* [What is expected]
Take the entries below and reproduce them word for word.

* * * * * * *

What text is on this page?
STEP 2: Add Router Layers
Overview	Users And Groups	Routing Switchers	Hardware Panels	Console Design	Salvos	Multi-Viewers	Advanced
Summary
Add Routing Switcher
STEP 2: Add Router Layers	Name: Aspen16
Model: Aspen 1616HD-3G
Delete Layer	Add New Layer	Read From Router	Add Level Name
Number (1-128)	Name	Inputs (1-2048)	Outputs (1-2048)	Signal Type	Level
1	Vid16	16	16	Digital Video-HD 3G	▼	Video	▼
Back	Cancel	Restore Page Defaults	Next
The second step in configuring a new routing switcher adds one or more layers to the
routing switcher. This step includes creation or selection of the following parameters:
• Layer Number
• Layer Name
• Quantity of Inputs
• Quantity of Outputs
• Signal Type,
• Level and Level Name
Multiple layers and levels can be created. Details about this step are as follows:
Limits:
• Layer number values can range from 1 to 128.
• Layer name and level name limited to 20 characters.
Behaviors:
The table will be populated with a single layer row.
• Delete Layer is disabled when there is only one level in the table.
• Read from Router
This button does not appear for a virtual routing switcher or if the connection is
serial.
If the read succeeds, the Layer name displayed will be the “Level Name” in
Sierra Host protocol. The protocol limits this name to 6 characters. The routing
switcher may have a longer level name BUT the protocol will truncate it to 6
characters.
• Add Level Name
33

* * * * * * *

* [Answer for the task]
What text is on this page?
STEP 2: Add Router Layers
Overview	Users And Groups	Routing Switchers	Hardware Panels	Console Design	Salvos	Multi-Viewers	Advanced
Summary
Add Routing Switcher
STEP 2: Add Router Layers	Name: Aspen16
Model: Aspen 1616HD-3G
Delete Layer	Add New Layer	Read From Router	Add Level Name
Number (1-128)	Name	Inputs (1-2048)	Outputs (1-2048)	Signal Type	Level
1	Vid16	16	16	Digital Video-HD 3G	▼	Video	▼
Back	Cancel	Restore Page Defaults	Next
The second step in configuring a new routing switcher adds one or more layers to the
routing switcher. This step includes creation or selection of the following parameters:
• Layer Number
• Layer Name
• Quantity of Inputs
• Quantity of Outputs
• Signal Type,
• Level and Level Name
Multiple layers and levels can be created. Details about this step are as follows:
Limits:
• Layer number values can range from 1 to 128.
• Layer name and level name limited to 20 characters.
Behaviors:
The table will be populated with a single layer row.
• Delete Layer is disabled when there is only one level in the table.
• Read from Router
This button does not appear for a virtual routing switcher or if the connection is
serial.
If the read succeeds, the Layer name displayed will be the “Level Name” in
Sierra Host protocol. The protocol limits this name to 6 characters. The routing
switcher may have a longer level name BUT the protocol will truncate it to 6
characters.
• Add Level Name
33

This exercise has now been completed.